- Exercise aim -
In the records that follow, show each line where the word "this" is present.

Collection entries:
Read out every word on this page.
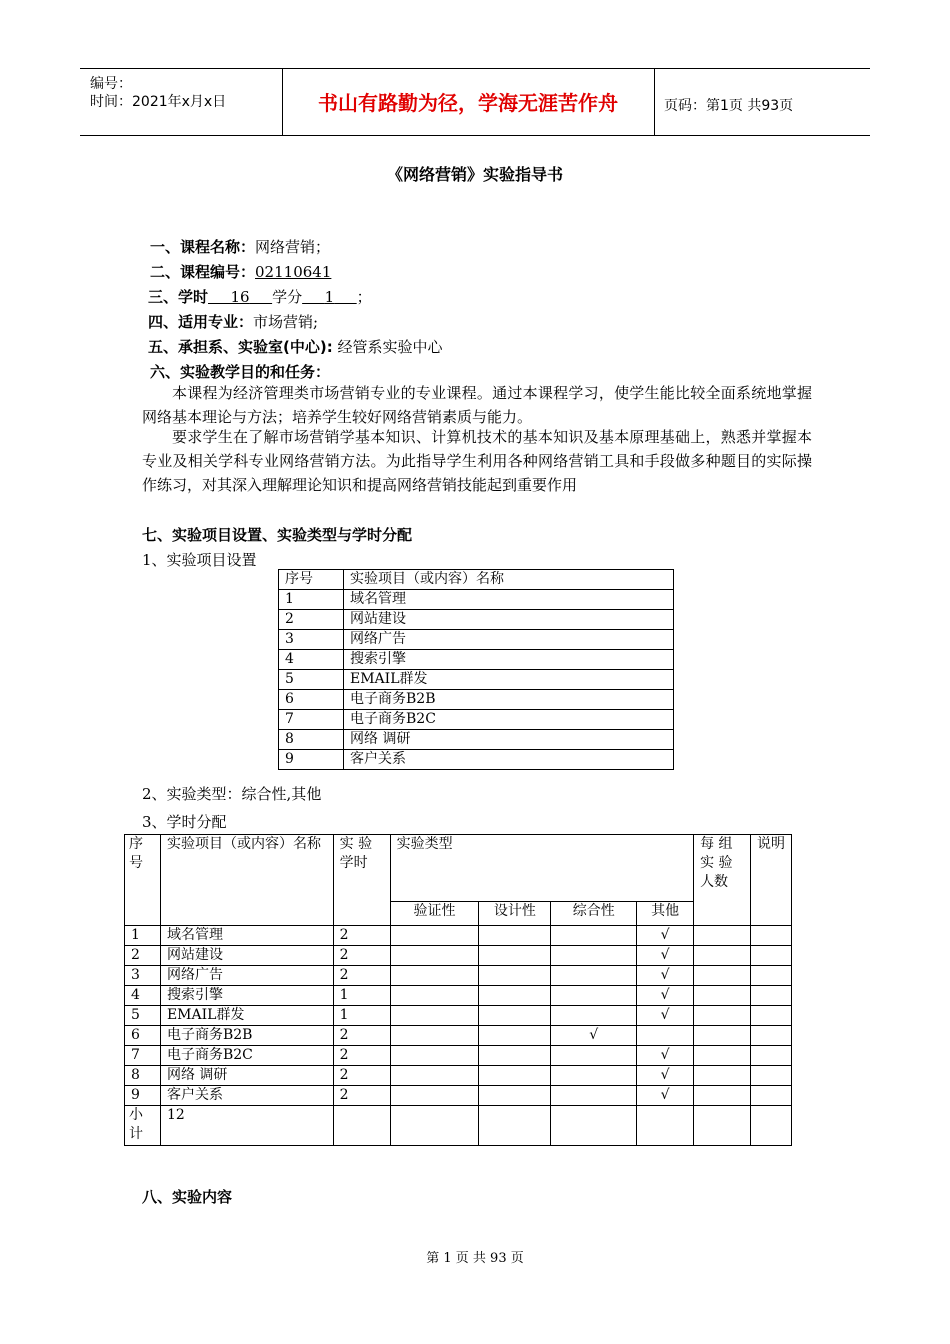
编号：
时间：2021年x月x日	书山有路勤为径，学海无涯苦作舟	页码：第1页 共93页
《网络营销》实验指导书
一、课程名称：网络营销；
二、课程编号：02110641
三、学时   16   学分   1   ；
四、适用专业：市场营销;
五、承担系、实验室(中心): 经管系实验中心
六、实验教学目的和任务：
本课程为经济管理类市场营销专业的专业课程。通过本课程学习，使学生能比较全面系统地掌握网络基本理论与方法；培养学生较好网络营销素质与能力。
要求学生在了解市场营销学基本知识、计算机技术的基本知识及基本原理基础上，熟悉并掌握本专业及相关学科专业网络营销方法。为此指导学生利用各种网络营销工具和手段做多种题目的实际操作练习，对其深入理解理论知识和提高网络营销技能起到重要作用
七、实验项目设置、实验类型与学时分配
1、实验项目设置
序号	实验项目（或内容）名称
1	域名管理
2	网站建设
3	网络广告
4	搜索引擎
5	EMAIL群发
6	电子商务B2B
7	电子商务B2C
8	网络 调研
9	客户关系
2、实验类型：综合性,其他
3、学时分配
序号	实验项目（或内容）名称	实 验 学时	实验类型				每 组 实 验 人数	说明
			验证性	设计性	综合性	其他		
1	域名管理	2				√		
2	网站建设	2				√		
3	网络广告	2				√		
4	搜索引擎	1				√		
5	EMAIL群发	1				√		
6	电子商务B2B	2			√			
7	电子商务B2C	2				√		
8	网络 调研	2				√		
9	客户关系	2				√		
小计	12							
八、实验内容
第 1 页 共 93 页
==
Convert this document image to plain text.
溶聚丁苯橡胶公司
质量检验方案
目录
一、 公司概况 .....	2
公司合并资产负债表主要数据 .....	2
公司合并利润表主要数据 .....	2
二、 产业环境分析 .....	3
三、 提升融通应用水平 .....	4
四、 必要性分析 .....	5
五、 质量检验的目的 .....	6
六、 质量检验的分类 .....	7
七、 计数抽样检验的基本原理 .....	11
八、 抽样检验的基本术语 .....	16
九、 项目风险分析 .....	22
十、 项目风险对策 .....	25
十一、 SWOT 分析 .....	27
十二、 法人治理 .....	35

- In response -
Read out every word on this page.
Convert this document image to plain text.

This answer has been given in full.